In the listing below, locate the lines that hold the string "Deposit". Copy those lines.

Data tied to figure images
++++

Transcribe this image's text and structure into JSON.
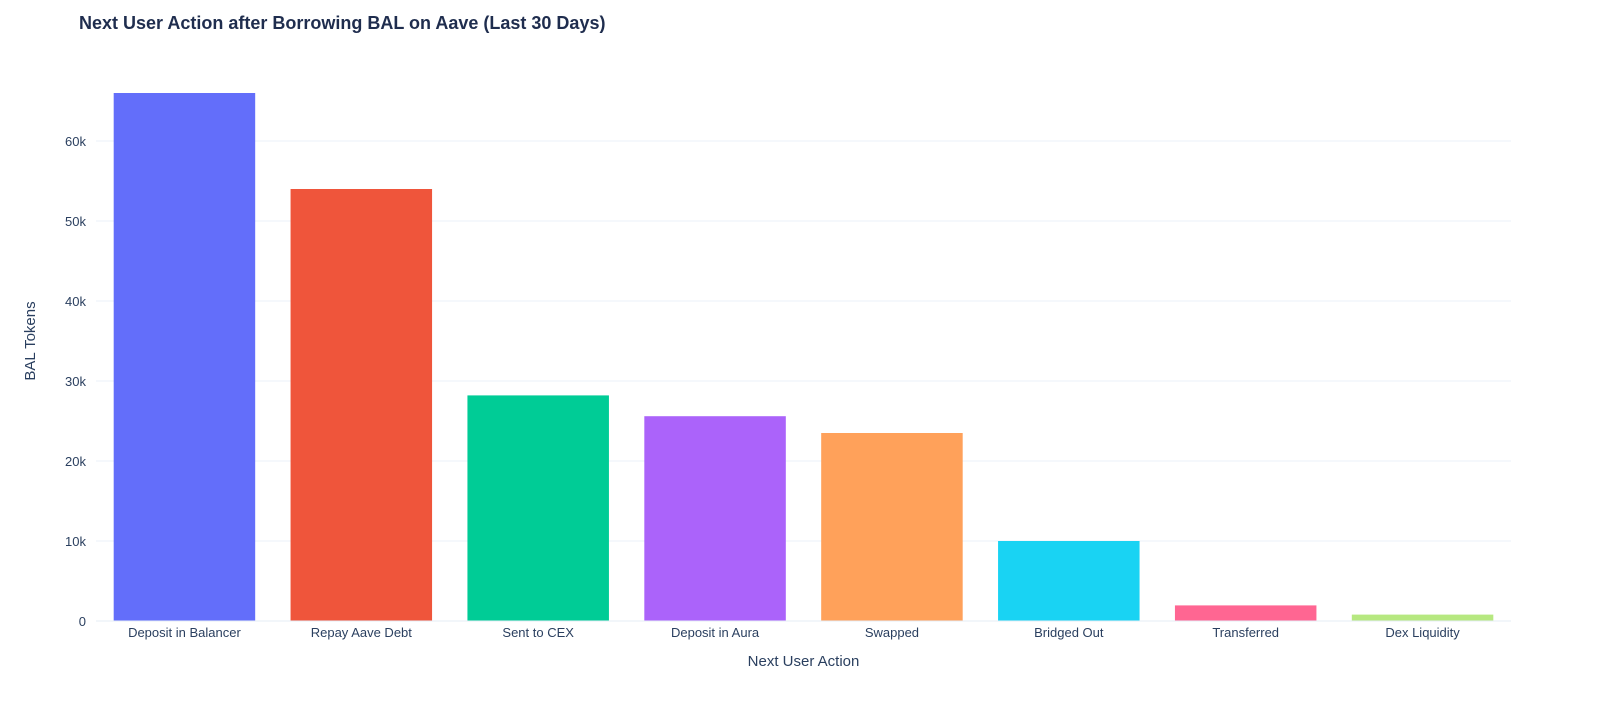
{
  "chart_data": {
    "type": "bar",
    "title": "Next User Action after Borrowing BAL on Aave (Last 30 Days)",
    "xlabel": "Next User Action",
    "ylabel": "BAL Tokens",
    "categories": [
      "Deposit in Balancer",
      "Repay Aave Debt",
      "Sent to CEX",
      "Deposit in Aura",
      "Swapped",
      "Bridged Out",
      "Transferred",
      "Dex Liquidity"
    ],
    "values": [
      66000,
      54000,
      28200,
      25600,
      23500,
      10000,
      1950,
      800
    ],
    "colors": [
      "#636efa",
      "#ef553b",
      "#00cc96",
      "#ab63fa",
      "#ffa15a",
      "#19d3f3",
      "#ff6692",
      "#b6e880"
    ],
    "ylim": [
      0,
      70000
    ],
    "yticks": [
      0,
      10000,
      20000,
      30000,
      40000,
      50000,
      60000
    ],
    "ytick_labels": [
      "0",
      "10k",
      "20k",
      "30k",
      "40k",
      "50k",
      "60k"
    ],
    "grid": true,
    "legend": "none"
  }
}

++++

> _Answer to this exercise_
      "Deposit in Balancer",
      "Deposit in Aura",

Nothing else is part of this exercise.